··· Records shown ···

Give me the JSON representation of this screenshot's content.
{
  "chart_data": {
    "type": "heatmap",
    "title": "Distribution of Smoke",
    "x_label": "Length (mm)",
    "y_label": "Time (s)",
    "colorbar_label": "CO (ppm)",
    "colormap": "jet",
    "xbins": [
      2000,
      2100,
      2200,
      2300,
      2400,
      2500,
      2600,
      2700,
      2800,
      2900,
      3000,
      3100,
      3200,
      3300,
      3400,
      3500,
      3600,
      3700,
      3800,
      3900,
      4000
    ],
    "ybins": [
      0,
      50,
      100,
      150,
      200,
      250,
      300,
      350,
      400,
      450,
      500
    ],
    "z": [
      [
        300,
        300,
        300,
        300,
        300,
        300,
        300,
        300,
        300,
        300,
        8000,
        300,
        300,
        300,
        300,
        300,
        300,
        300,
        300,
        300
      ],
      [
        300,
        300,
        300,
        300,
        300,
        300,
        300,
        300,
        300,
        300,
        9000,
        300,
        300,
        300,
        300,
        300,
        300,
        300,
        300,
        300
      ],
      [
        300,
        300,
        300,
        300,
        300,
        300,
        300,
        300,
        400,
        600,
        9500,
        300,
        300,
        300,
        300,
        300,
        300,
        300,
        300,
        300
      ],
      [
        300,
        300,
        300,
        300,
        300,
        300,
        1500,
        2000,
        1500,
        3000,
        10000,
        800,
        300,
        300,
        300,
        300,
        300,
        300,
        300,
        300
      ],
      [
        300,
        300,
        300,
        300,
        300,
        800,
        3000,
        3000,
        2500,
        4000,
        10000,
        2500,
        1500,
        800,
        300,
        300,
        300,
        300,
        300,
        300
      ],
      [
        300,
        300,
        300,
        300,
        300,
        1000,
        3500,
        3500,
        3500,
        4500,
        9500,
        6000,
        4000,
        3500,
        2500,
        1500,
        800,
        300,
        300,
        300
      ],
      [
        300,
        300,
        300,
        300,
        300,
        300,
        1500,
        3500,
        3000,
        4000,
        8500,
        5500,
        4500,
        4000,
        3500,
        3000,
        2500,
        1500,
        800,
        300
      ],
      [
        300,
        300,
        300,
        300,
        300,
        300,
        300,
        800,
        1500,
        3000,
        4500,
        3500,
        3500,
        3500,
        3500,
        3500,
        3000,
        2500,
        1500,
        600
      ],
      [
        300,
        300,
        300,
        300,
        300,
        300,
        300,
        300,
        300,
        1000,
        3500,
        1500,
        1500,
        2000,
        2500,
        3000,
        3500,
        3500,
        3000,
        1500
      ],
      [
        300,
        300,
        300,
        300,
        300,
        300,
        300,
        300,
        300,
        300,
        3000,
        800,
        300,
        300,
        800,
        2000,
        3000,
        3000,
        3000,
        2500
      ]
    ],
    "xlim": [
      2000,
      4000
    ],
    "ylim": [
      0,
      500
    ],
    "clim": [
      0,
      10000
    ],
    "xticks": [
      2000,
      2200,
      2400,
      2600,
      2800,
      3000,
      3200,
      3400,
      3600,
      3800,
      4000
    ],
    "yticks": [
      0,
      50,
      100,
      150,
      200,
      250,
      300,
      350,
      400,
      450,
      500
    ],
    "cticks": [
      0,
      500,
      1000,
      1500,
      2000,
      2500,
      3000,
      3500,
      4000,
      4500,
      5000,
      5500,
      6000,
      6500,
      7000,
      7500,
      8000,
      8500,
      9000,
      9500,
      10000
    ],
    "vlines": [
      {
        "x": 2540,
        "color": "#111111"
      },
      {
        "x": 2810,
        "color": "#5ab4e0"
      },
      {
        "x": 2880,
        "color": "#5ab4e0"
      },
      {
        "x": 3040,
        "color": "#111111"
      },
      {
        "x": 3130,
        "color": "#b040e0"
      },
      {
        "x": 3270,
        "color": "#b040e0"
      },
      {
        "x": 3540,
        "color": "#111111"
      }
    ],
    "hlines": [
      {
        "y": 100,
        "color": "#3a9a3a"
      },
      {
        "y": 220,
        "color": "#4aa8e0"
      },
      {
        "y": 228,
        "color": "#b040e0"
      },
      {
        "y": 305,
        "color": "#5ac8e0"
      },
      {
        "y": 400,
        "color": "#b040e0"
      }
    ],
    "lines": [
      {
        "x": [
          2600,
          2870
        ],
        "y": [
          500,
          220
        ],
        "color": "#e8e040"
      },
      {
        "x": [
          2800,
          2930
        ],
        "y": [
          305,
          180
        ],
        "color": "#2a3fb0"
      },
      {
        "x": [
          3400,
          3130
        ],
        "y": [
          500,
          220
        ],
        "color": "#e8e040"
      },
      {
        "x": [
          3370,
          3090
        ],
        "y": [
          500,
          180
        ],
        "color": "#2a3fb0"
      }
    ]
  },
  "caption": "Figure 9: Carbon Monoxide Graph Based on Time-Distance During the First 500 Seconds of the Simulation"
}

···

**Exercise directions**
Copy every single line of the material above that holds "Time".

**Final result**
    "y_label": "Time (s)",
  "caption": "Figure 9: Carbon Monoxide Graph Based on Time-Distance During the First 500 Seconds of the Simulation"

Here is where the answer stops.